## start Data listing

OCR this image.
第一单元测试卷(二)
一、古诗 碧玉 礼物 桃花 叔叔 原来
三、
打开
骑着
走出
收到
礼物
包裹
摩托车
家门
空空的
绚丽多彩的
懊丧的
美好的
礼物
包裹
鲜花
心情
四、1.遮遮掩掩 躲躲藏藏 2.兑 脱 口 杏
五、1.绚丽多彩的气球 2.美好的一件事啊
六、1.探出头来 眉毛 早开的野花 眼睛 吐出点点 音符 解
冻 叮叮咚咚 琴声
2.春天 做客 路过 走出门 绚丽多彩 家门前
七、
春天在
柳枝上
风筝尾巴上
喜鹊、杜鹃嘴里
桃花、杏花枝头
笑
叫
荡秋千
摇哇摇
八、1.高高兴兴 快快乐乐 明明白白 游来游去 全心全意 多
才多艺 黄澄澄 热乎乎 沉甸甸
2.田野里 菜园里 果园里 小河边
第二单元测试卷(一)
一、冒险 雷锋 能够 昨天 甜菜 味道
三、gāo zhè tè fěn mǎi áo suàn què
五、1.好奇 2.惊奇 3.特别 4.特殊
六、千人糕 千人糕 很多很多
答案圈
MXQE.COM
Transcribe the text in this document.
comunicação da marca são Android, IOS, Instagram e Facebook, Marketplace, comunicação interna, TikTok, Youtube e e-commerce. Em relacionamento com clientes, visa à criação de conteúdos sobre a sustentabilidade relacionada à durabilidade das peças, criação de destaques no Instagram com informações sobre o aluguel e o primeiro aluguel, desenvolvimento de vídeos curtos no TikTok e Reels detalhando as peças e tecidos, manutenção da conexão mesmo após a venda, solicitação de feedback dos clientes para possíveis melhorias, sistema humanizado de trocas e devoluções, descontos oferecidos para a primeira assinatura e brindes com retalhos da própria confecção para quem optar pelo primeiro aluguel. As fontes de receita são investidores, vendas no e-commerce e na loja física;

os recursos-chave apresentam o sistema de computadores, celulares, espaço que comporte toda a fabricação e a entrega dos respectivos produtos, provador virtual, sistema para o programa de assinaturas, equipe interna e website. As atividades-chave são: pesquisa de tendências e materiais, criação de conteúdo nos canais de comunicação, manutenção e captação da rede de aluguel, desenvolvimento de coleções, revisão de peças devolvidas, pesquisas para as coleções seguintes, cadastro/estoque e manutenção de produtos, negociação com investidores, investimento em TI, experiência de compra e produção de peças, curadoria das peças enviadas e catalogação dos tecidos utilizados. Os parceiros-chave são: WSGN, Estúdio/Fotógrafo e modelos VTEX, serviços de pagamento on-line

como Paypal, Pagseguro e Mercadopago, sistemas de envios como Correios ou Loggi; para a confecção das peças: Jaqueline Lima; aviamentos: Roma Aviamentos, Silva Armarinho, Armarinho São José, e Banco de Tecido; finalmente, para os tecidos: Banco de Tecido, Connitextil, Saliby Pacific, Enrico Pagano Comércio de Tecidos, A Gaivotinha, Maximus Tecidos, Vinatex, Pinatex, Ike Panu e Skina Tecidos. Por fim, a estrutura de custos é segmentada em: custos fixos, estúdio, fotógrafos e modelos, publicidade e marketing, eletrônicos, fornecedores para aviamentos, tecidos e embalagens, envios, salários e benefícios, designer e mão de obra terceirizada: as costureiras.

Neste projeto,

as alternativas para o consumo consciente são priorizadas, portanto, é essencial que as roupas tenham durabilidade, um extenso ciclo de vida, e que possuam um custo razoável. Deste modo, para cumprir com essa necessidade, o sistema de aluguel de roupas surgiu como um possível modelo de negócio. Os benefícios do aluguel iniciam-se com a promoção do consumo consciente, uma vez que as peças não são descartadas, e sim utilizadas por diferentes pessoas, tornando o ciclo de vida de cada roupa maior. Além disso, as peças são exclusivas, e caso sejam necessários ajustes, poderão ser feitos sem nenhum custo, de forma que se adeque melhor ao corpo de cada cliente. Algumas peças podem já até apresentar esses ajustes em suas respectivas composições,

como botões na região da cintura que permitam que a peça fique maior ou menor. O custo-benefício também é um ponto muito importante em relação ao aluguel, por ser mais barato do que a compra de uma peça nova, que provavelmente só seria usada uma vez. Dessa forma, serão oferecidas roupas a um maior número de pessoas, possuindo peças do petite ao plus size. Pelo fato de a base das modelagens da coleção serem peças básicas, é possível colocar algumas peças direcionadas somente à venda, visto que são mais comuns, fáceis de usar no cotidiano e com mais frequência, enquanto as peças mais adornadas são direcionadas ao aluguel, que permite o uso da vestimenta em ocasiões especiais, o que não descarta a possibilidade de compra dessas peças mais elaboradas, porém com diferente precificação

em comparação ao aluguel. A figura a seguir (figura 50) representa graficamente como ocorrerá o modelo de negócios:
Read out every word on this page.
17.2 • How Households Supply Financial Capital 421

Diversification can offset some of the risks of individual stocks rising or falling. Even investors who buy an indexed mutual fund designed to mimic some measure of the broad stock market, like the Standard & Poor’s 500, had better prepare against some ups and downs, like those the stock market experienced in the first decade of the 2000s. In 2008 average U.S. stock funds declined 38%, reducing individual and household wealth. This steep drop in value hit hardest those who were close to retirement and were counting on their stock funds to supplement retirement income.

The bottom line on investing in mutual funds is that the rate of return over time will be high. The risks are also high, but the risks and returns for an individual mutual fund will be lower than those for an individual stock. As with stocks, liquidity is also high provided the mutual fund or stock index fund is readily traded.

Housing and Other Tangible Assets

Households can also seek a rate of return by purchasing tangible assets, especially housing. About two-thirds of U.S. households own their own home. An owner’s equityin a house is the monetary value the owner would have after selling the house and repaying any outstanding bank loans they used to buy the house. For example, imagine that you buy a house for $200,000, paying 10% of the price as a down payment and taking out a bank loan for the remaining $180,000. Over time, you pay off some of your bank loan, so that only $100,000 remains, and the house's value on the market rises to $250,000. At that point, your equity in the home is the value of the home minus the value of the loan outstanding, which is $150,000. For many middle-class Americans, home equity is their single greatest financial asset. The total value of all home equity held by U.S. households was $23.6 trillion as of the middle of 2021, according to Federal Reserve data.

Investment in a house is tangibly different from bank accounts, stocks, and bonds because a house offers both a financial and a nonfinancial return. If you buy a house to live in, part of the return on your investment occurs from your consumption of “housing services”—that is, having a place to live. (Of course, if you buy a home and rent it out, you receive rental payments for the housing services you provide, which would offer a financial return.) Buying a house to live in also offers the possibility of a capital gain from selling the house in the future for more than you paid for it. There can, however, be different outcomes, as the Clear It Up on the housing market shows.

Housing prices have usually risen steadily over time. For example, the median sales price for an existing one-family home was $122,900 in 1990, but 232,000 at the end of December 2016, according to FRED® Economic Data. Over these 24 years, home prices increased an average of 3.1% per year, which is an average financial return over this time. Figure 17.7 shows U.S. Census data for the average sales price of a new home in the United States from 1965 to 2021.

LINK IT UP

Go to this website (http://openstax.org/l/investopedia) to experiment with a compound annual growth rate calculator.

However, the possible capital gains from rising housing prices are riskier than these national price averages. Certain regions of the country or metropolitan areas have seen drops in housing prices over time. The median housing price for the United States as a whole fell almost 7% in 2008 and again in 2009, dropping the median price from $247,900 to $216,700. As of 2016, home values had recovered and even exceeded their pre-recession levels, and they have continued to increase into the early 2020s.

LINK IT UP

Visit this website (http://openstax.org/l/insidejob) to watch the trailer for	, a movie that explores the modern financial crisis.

## end Data listing

■ **Brief**
Restate the data above exactly, keeping each word as it stands.

■ **Solution to the exercise**
OCR this image.
第一单元测试卷(二)
一、古诗 碧玉 礼物 桃花 叔叔 原来
三、
打开
骑着
走出
收到
礼物
包裹
摩托车
家门
空空的
绚丽多彩的
懊丧的
美好的
礼物
包裹
鲜花
心情
四、1.遮遮掩掩 躲躲藏藏 2.兑 脱 口 杏
五、1.绚丽多彩的气球 2.美好的一件事啊
六、1.探出头来 眉毛 早开的野花 眼睛 吐出点点 音符 解
冻 叮叮咚咚 琴声
2.春天 做客 路过 走出门 绚丽多彩 家门前
七、
春天在
柳枝上
风筝尾巴上
喜鹊、杜鹃嘴里
桃花、杏花枝头
笑
叫
荡秋千
摇哇摇
八、1.高高兴兴 快快乐乐 明明白白 游来游去 全心全意 多
才多艺 黄澄澄 热乎乎 沉甸甸
2.田野里 菜园里 果园里 小河边
第二单元测试卷(一)
一、冒险 雷锋 能够 昨天 甜菜 味道
三、gāo zhè tè fěn mǎi áo suàn què
五、1.好奇 2.惊奇 3.特别 4.特殊
六、千人糕 千人糕 很多很多
答案圈
MXQE.COM
Transcribe the text in this document.
comunicação da marca são Android, IOS, Instagram e Facebook, Marketplace, comunicação interna, TikTok, Youtube e e-commerce. Em relacionamento com clientes, visa à criação de conteúdos sobre a sustentabilidade relacionada à durabilidade das peças, criação de destaques no Instagram com informações sobre o aluguel e o primeiro aluguel, desenvolvimento de vídeos curtos no TikTok e Reels detalhando as peças e tecidos, manutenção da conexão mesmo após a venda, solicitação de feedback dos clientes para possíveis melhorias, sistema humanizado de trocas e devoluções, descontos oferecidos para a primeira assinatura e brindes com retalhos da própria confecção para quem optar pelo primeiro aluguel. As fontes de receita são investidores, vendas no e-commerce e na loja física;

os recursos-chave apresentam o sistema de computadores, celulares, espaço que comporte toda a fabricação e a entrega dos respectivos produtos, provador virtual, sistema para o programa de assinaturas, equipe interna e website. As atividades-chave são: pesquisa de tendências e materiais, criação de conteúdo nos canais de comunicação, manutenção e captação da rede de aluguel, desenvolvimento de coleções, revisão de peças devolvidas, pesquisas para as coleções seguintes, cadastro/estoque e manutenção de produtos, negociação com investidores, investimento em TI, experiência de compra e produção de peças, curadoria das peças enviadas e catalogação dos tecidos utilizados. Os parceiros-chave são: WSGN, Estúdio/Fotógrafo e modelos VTEX, serviços de pagamento on-line

como Paypal, Pagseguro e Mercadopago, sistemas de envios como Correios ou Loggi; para a confecção das peças: Jaqueline Lima; aviamentos: Roma Aviamentos, Silva Armarinho, Armarinho São José, e Banco de Tecido; finalmente, para os tecidos: Banco de Tecido, Connitextil, Saliby Pacific, Enrico Pagano Comércio de Tecidos, A Gaivotinha, Maximus Tecidos, Vinatex, Pinatex, Ike Panu e Skina Tecidos. Por fim, a estrutura de custos é segmentada em: custos fixos, estúdio, fotógrafos e modelos, publicidade e marketing, eletrônicos, fornecedores para aviamentos, tecidos e embalagens, envios, salários e benefícios, designer e mão de obra terceirizada: as costureiras.

Neste projeto,

as alternativas para o consumo consciente são priorizadas, portanto, é essencial que as roupas tenham durabilidade, um extenso ciclo de vida, e que possuam um custo razoável. Deste modo, para cumprir com essa necessidade, o sistema de aluguel de roupas surgiu como um possível modelo de negócio. Os benefícios do aluguel iniciam-se com a promoção do consumo consciente, uma vez que as peças não são descartadas, e sim utilizadas por diferentes pessoas, tornando o ciclo de vida de cada roupa maior. Além disso, as peças são exclusivas, e caso sejam necessários ajustes, poderão ser feitos sem nenhum custo, de forma que se adeque melhor ao corpo de cada cliente. Algumas peças podem já até apresentar esses ajustes em suas respectivas composições,

como botões na região da cintura que permitam que a peça fique maior ou menor. O custo-benefício também é um ponto muito importante em relação ao aluguel, por ser mais barato do que a compra de uma peça nova, que provavelmente só seria usada uma vez. Dessa forma, serão oferecidas roupas a um maior número de pessoas, possuindo peças do petite ao plus size. Pelo fato de a base das modelagens da coleção serem peças básicas, é possível colocar algumas peças direcionadas somente à venda, visto que são mais comuns, fáceis de usar no cotidiano e com mais frequência, enquanto as peças mais adornadas são direcionadas ao aluguel, que permite o uso da vestimenta em ocasiões especiais, o que não descarta a possibilidade de compra dessas peças mais elaboradas, porém com diferente precificação

em comparação ao aluguel. A figura a seguir (figura 50) representa graficamente como ocorrerá o modelo de negócios:
Read out every word on this page.
17.2 • How Households Supply Financial Capital 421

Diversification can offset some of the risks of individual stocks rising or falling. Even investors who buy an indexed mutual fund designed to mimic some measure of the broad stock market, like the Standard & Poor’s 500, had better prepare against some ups and downs, like those the stock market experienced in the first decade of the 2000s. In 2008 average U.S. stock funds declined 38%, reducing individual and household wealth. This steep drop in value hit hardest those who were close to retirement and were counting on their stock funds to supplement retirement income.

The bottom line on investing in mutual funds is that the rate of return over time will be high. The risks are also high, but the risks and returns for an individual mutual fund will be lower than those for an individual stock. As with stocks, liquidity is also high provided the mutual fund or stock index fund is readily traded.

Housing and Other Tangible Assets

Households can also seek a rate of return by purchasing tangible assets, especially housing. About two-thirds of U.S. households own their own home. An owner’s equityin a house is the monetary value the owner would have after selling the house and repaying any outstanding bank loans they used to buy the house. For example, imagine that you buy a house for $200,000, paying 10% of the price as a down payment and taking out a bank loan for the remaining $180,000. Over time, you pay off some of your bank loan, so that only $100,000 remains, and the house's value on the market rises to $250,000. At that point, your equity in the home is the value of the home minus the value of the loan outstanding, which is $150,000. For many middle-class Americans, home equity is their single greatest financial asset. The total value of all home equity held by U.S. households was $23.6 trillion as of the middle of 2021, according to Federal Reserve data.

Investment in a house is tangibly different from bank accounts, stocks, and bonds because a house offers both a financial and a nonfinancial return. If you buy a house to live in, part of the return on your investment occurs from your consumption of “housing services”—that is, having a place to live. (Of course, if you buy a home and rent it out, you receive rental payments for the housing services you provide, which would offer a financial return.) Buying a house to live in also offers the possibility of a capital gain from selling the house in the future for more than you paid for it. There can, however, be different outcomes, as the Clear It Up on the housing market shows.

Housing prices have usually risen steadily over time. For example, the median sales price for an existing one-family home was $122,900 in 1990, but 232,000 at the end of December 2016, according to FRED® Economic Data. Over these 24 years, home prices increased an average of 3.1% per year, which is an average financial return over this time. Figure 17.7 shows U.S. Census data for the average sales price of a new home in the United States from 1965 to 2021.

LINK IT UP

Go to this website (http://openstax.org/l/investopedia) to experiment with a compound annual growth rate calculator.

However, the possible capital gains from rising housing prices are riskier than these national price averages. Certain regions of the country or metropolitan areas have seen drops in housing prices over time. The median housing price for the United States as a whole fell almost 7% in 2008 and again in 2009, dropping the median price from $247,900 to $216,700. As of 2016, home values had recovered and even exceeded their pre-recession levels, and they have continued to increase into the early 2020s.

LINK IT UP

Visit this website (http://openstax.org/l/insidejob) to watch the trailer for	, a movie that explores the modern financial crisis.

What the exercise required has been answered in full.